== TEXTE FOURNI ==
INTERVIEW

[Interview] Coelho, l’air du temps

Un jour de plus” pour profiter de chaque morceau de Coelho c’est aussi “Un jour de moins” à cogiter, loin des rêves enterrés mais proche de ceux à réaliser. L’ennui, la routine et le temps : 3 réalités qui peuvent effrayer et parfois être redoutées. Coelho les raconte à travers sa vie, en musique et sous forme de trilogie. La discussion ne s’est pas faite autour mais plutôt “Le temps d’un verre” pour parler du deuxième EP “Un jour de moins”, sorti le 29 avril dernier.  

Le premier EP de ta trilogie (“Un jour de plus”) sorti en novembre 2021 faisait 5 titres et tu pensais poursuivre ce format pour les deux autres. “Un jour de moins”, le 2ème EP, est composé de 12 titres : qu’est-ce qui explique cette générosité ? 

J’avoue que le format 5 titres m’a frustré. Bien que personne ne m’ait demandé de faire si peu de titres, ma vision des  3 EP de 5 morceaux pour au final donner un gros projet de 15 titres a évolué. Je me suis rendu compte que ce n’était pas un format qui me correspondait réellement. Je n’arrivais pas à exprimer ce que je voulais et je n’avais même pas l’impression de sortir un projet.

Pendant la création, je me suis un peu posé la question de faire plus de titres. Je pense que dans la construction d’un projet, un format entre 10 et 15 titres me correspond mieux car il me permet d’aborder plusieurs thèmes, plusieurs approches et sonorités. Ça me parle davantage parce que j’ai la possibilité de me projeter avec des sons aussi bien pour les concerts que pour la promo. Ça faisait longtemps qu’on n’avait pas bossé un projet en cohésion de groupe. On a tous allié nos forces pour aller au plus loin dans les titres et je pense qu’on ne l’avait pas fait depuis “Vanité”. On essayait davantage d’avoir des singles, surtout sur “SE7EN”. Pour “Un jour de moins”, on a essayé d’avoir un ensemble cohérent et on s’est rendu compte que c’est vraiment comme ça qu’on aime bosser. 

Les morceaux éponymes “Un jour de plus” et “Un jour de moins” jouent-ils un rôle en particulier ?

On verra avec “Un jour sans fin” (le troisième EP, ndlr) mais ça serait cool en effet. J’ai l’impression que “Un jour de plus” (extrait du premier EP) est davantage positif : il est tourné vers l’avenir, l’atteinte de nos objectifs contrairement au morceau “Un jour de moins” (extrait du deuxième EP), tourné vers le passé. “Un jour de plus” évoque le fait d’y arriver quand “Un jour de moins” exprime davantage la remise en question et c’est ce que le titre me fait ressentir. Un jour de moins pour atteindre nos objectifs, pour faire ce qu’on a envie de faire et pour y arriver, peut-être que ça se suit et c’est la dynamique.
===
À FAIRE
1. Répondez à ces questions à partir de l'interview de Coelho :
(a) À quelle date est sorti l'EP « Un jour de moins » ?
(b) Combien de titres comptait le premier EP de la trilogie ?
(c) Sur quel projet le groupe essayait-il surtout d'avoir des singles ?
2. Écrivez la suite de l'interview de Coelho, juste après la dernière phrase.
== DONNÉES FOURNIES ==
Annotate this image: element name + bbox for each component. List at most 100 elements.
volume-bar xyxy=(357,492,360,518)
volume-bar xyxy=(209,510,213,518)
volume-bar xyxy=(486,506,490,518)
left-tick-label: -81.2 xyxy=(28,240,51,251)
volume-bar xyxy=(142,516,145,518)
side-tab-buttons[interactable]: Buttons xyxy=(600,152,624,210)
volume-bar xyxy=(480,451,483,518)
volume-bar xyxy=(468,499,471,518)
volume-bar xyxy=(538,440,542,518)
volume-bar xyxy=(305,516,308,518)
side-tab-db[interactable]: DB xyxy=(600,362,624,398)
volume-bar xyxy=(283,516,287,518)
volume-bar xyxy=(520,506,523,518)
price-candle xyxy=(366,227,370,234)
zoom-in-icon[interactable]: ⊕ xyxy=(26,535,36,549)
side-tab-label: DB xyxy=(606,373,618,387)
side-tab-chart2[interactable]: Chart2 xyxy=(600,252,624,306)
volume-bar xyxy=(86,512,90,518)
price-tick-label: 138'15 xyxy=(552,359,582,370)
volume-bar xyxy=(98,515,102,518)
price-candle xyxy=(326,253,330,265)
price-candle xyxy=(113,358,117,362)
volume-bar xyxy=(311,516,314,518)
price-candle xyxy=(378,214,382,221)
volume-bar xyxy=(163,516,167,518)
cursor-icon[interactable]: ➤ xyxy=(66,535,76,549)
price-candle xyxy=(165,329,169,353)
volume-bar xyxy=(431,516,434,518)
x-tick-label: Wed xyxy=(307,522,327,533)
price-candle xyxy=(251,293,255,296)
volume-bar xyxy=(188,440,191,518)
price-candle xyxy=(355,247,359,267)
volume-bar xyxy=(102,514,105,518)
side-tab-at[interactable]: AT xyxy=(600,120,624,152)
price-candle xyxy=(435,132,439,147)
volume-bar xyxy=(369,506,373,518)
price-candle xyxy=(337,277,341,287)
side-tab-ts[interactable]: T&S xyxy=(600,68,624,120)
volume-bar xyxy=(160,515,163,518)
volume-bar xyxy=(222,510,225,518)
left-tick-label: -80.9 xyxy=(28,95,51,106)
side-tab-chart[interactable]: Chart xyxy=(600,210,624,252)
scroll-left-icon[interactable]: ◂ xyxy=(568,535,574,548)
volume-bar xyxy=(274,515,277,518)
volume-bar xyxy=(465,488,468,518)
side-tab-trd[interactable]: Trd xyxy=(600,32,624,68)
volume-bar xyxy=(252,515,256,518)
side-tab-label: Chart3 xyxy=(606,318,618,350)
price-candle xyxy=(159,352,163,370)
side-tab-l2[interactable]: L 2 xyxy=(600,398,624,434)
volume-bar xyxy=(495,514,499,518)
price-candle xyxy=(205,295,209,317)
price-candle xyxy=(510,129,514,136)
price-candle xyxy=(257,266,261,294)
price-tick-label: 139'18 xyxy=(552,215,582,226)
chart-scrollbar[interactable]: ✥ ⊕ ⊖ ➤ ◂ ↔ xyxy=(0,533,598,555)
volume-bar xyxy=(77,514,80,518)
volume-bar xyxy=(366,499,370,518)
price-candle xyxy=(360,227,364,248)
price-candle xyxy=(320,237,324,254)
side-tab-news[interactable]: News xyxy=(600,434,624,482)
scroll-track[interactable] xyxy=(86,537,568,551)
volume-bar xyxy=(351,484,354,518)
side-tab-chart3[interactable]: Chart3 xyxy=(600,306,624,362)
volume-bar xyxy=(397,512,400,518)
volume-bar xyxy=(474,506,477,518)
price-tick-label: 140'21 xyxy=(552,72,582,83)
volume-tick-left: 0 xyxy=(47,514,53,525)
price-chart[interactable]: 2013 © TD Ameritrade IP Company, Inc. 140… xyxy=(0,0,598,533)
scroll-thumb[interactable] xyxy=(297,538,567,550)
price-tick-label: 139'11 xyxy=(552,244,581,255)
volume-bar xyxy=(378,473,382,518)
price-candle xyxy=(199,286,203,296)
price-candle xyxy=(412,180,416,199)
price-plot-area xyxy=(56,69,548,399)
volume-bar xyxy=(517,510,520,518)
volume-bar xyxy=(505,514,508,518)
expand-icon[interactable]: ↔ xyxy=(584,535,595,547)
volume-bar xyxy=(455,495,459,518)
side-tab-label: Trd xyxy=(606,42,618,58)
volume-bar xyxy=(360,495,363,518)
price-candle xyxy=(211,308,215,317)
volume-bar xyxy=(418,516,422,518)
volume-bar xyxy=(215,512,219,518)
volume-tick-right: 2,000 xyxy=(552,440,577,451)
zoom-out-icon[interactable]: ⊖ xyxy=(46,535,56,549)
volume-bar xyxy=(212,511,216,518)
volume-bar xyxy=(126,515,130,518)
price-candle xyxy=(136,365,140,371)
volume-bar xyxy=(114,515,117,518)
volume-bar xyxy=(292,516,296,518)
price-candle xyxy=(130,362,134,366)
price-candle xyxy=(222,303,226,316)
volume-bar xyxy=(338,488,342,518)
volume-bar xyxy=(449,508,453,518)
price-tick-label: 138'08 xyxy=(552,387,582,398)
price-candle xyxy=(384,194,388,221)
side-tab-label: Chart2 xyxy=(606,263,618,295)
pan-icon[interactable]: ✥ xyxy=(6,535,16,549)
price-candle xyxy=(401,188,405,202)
===
RÉPONSES PAR TÂCHE
1.
(a) Le 29 avril.
(b) 5 titres.
(c) Sur « SE7EN ».

2.
Photos illustratrice interview Coelho

Quelques mois séparent les deux premiers EP, est-ce que tu ressens que tu as pris en maturité artistique, notamment dans tes propos ? 

Je pense que j’en parle juste de manière plus explicite. Avant, je me disais que je serais heureux seulement une fois que j’aurais réussi dans la musique. Finalement, ma vision a changé là-dessus parce que je me dis que même si on est en train d’atteindre des objectifs qui ne sont pas une fin en soi, je me rends compte que je ne suis pas heureux uniquement quand je rappe. Quand j’en fais plus, certes ça me crée un vide mais surtout, je n’ai rien d’autre à côté. Du coup, j’ai pris le temps d’entretenir les à côtés de ma passion, du rap et de mes objectifs pour que je ne me retrouve pas complètement dépendant de ce truc-là, même si je le suis toujours un peu.

Il faut que je me rende compte qu’il n’y a pas que ça qui me rendra heureux et il faut qu’à côté, j’ai des relations saines, des liens sociaux. Je sais que ce message est présent dans certains morceaux et surtout dans “Le temps d’un verre”. Ce sont de vraies journées que j’ai pu passer, à être chez moi, à écrire et le soir, à en avoir marre et à vouloir capter des gens mais finalement ne plus avoir personne à capter. Et c’est normal, parce qu’à force, on ne vient plus vers toi. Même si les gens te suivent sur les réseaux, tu deviens juste ce personnage et ils oublient que t’es dans la même ville qu’eux. 

Je ne peux pas foncer tête baissée vers un objectif que je ne suis pas sûr d’atteindre et qui ne me rendra pas heureux complètement. Je pensais réellement que je devais être à 400% dedans, je ne pensais à rien d’autre et au final, je pense qu’avec l’âge, il y a d’autres questions qui viennent se poser pour comprendre qu’il y a un équilibre à trouver. Tu ne peux pas tout miser sur une seule chose.

Tu as l’air partagé entre le fait de faire de ta carrière une priorité et de donner plus de temps pour les personnes que tu aimes et qui t’entourent.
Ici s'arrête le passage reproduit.